_What is required_
Write out every record below exactly as it appears.

[Stored data]

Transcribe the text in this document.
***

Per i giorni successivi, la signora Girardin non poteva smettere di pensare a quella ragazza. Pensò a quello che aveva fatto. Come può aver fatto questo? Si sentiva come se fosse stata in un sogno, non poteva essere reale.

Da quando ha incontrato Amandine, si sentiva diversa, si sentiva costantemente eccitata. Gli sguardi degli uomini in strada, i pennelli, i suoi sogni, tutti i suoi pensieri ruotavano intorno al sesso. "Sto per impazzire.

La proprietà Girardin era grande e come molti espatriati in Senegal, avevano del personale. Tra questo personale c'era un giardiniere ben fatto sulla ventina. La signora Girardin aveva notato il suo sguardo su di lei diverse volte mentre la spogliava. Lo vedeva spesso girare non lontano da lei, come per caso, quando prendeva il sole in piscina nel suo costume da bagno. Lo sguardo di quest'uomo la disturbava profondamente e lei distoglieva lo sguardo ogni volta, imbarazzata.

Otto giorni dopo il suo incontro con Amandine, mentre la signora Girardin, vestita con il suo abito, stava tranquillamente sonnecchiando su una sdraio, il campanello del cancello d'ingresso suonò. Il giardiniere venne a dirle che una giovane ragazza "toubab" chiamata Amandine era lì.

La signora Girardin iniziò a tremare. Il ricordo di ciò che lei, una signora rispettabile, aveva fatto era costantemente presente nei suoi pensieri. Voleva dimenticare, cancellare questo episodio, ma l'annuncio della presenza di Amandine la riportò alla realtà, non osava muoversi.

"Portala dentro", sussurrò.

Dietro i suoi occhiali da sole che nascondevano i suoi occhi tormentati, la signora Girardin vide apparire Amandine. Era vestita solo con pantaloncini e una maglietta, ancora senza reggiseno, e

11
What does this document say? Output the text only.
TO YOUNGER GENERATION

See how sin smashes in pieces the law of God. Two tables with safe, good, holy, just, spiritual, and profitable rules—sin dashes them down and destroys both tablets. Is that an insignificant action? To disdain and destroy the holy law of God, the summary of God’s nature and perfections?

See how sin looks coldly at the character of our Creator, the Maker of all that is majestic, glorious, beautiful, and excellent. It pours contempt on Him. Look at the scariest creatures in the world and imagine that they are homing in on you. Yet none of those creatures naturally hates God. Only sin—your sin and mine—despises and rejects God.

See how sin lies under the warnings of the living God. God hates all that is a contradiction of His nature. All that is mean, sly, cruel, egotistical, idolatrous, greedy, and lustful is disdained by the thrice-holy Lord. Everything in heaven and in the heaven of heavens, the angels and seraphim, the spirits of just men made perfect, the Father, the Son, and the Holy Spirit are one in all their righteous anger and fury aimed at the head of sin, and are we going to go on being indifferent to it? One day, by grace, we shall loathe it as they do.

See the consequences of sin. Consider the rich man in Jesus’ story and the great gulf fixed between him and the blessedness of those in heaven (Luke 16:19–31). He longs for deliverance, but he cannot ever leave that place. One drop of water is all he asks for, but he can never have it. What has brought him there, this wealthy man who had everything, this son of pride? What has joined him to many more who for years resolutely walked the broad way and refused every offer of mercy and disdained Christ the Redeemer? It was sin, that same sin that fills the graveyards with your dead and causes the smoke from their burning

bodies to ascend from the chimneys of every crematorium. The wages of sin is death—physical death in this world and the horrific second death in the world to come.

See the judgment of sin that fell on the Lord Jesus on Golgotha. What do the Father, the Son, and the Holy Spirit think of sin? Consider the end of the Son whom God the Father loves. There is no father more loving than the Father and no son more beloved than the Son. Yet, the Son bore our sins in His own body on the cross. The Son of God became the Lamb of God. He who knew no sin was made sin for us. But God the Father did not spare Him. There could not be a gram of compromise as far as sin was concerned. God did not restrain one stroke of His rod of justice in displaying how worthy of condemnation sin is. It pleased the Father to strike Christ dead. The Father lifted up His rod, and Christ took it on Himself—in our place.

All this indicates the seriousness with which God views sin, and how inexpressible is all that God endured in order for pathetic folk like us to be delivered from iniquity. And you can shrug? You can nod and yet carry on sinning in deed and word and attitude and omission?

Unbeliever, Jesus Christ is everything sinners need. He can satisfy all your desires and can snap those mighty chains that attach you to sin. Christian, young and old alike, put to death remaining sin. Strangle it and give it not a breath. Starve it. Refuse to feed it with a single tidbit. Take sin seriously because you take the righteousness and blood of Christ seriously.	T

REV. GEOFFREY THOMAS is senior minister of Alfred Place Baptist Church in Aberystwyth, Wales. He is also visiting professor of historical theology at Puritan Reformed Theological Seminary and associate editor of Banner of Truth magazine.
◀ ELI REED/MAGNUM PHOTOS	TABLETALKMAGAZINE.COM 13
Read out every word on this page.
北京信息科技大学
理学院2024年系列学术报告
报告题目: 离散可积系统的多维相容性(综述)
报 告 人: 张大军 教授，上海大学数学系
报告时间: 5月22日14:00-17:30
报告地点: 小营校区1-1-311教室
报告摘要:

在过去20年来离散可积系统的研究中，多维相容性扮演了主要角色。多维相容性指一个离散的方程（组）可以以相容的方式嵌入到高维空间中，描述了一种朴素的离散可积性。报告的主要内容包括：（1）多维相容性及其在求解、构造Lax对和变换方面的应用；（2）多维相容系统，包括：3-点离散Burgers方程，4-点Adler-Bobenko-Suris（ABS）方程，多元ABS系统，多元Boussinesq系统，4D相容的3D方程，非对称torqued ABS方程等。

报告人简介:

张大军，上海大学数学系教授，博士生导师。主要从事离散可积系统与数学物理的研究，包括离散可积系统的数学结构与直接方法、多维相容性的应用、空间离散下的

_Result of the exercise_
Transcribe the text in this document.
***

Per i giorni successivi, la signora Girardin non poteva smettere di pensare a quella ragazza. Pensò a quello che aveva fatto. Come può aver fatto questo? Si sentiva come se fosse stata in un sogno, non poteva essere reale.

Da quando ha incontrato Amandine, si sentiva diversa, si sentiva costantemente eccitata. Gli sguardi degli uomini in strada, i pennelli, i suoi sogni, tutti i suoi pensieri ruotavano intorno al sesso. "Sto per impazzire.

La proprietà Girardin era grande e come molti espatriati in Senegal, avevano del personale. Tra questo personale c'era un giardiniere ben fatto sulla ventina. La signora Girardin aveva notato il suo sguardo su di lei diverse volte mentre la spogliava. Lo vedeva spesso girare non lontano da lei, come per caso, quando prendeva il sole in piscina nel suo costume da bagno. Lo sguardo di quest'uomo la disturbava profondamente e lei distoglieva lo sguardo ogni volta, imbarazzata.

Otto giorni dopo il suo incontro con Amandine, mentre la signora Girardin, vestita con il suo abito, stava tranquillamente sonnecchiando su una sdraio, il campanello del cancello d'ingresso suonò. Il giardiniere venne a dirle che una giovane ragazza "toubab" chiamata Amandine era lì.

La signora Girardin iniziò a tremare. Il ricordo di ciò che lei, una signora rispettabile, aveva fatto era costantemente presente nei suoi pensieri. Voleva dimenticare, cancellare questo episodio, ma l'annuncio della presenza di Amandine la riportò alla realtà, non osava muoversi.

"Portala dentro", sussurrò.

Dietro i suoi occhiali da sole che nascondevano i suoi occhi tormentati, la signora Girardin vide apparire Amandine. Era vestita solo con pantaloncini e una maglietta, ancora senza reggiseno, e

11
What does this document say? Output the text only.
TO YOUNGER GENERATION

See how sin smashes in pieces the law of God. Two tables with safe, good, holy, just, spiritual, and profitable rules—sin dashes them down and destroys both tablets. Is that an insignificant action? To disdain and destroy the holy law of God, the summary of God’s nature and perfections?

See how sin looks coldly at the character of our Creator, the Maker of all that is majestic, glorious, beautiful, and excellent. It pours contempt on Him. Look at the scariest creatures in the world and imagine that they are homing in on you. Yet none of those creatures naturally hates God. Only sin—your sin and mine—despises and rejects God.

See how sin lies under the warnings of the living God. God hates all that is a contradiction of His nature. All that is mean, sly, cruel, egotistical, idolatrous, greedy, and lustful is disdained by the thrice-holy Lord. Everything in heaven and in the heaven of heavens, the angels and seraphim, the spirits of just men made perfect, the Father, the Son, and the Holy Spirit are one in all their righteous anger and fury aimed at the head of sin, and are we going to go on being indifferent to it? One day, by grace, we shall loathe it as they do.

See the consequences of sin. Consider the rich man in Jesus’ story and the great gulf fixed between him and the blessedness of those in heaven (Luke 16:19–31). He longs for deliverance, but he cannot ever leave that place. One drop of water is all he asks for, but he can never have it. What has brought him there, this wealthy man who had everything, this son of pride? What has joined him to many more who for years resolutely walked the broad way and refused every offer of mercy and disdained Christ the Redeemer? It was sin, that same sin that fills the graveyards with your dead and causes the smoke from their burning

bodies to ascend from the chimneys of every crematorium. The wages of sin is death—physical death in this world and the horrific second death in the world to come.

See the judgment of sin that fell on the Lord Jesus on Golgotha. What do the Father, the Son, and the Holy Spirit think of sin? Consider the end of the Son whom God the Father loves. There is no father more loving than the Father and no son more beloved than the Son. Yet, the Son bore our sins in His own body on the cross. The Son of God became the Lamb of God. He who knew no sin was made sin for us. But God the Father did not spare Him. There could not be a gram of compromise as far as sin was concerned. God did not restrain one stroke of His rod of justice in displaying how worthy of condemnation sin is. It pleased the Father to strike Christ dead. The Father lifted up His rod, and Christ took it on Himself—in our place.

All this indicates the seriousness with which God views sin, and how inexpressible is all that God endured in order for pathetic folk like us to be delivered from iniquity. And you can shrug? You can nod and yet carry on sinning in deed and word and attitude and omission?

Unbeliever, Jesus Christ is everything sinners need. He can satisfy all your desires and can snap those mighty chains that attach you to sin. Christian, young and old alike, put to death remaining sin. Strangle it and give it not a breath. Starve it. Refuse to feed it with a single tidbit. Take sin seriously because you take the righteousness and blood of Christ seriously.	T

REV. GEOFFREY THOMAS is senior minister of Alfred Place Baptist Church in Aberystwyth, Wales. He is also visiting professor of historical theology at Puritan Reformed Theological Seminary and associate editor of Banner of Truth magazine.
◀ ELI REED/MAGNUM PHOTOS	TABLETALKMAGAZINE.COM 13
Read out every word on this page.
北京信息科技大学
理学院2024年系列学术报告
报告题目: 离散可积系统的多维相容性(综述)
报 告 人: 张大军 教授，上海大学数学系
报告时间: 5月22日14:00-17:30
报告地点: 小营校区1-1-311教室
报告摘要:

在过去20年来离散可积系统的研究中，多维相容性扮演了主要角色。多维相容性指一个离散的方程（组）可以以相容的方式嵌入到高维空间中，描述了一种朴素的离散可积性。报告的主要内容包括：（1）多维相容性及其在求解、构造Lax对和变换方面的应用；（2）多维相容系统，包括：3-点离散Burgers方程，4-点Adler-Bobenko-Suris（ABS）方程，多元ABS系统，多元Boussinesq系统，4D相容的3D方程，非对称torqued ABS方程等。

报告人简介:

张大军，上海大学数学系教授，博士生导师。主要从事离散可积系统与数学物理的研究，包括离散可积系统的数学结构与直接方法、多维相容性的应用、空间离散下的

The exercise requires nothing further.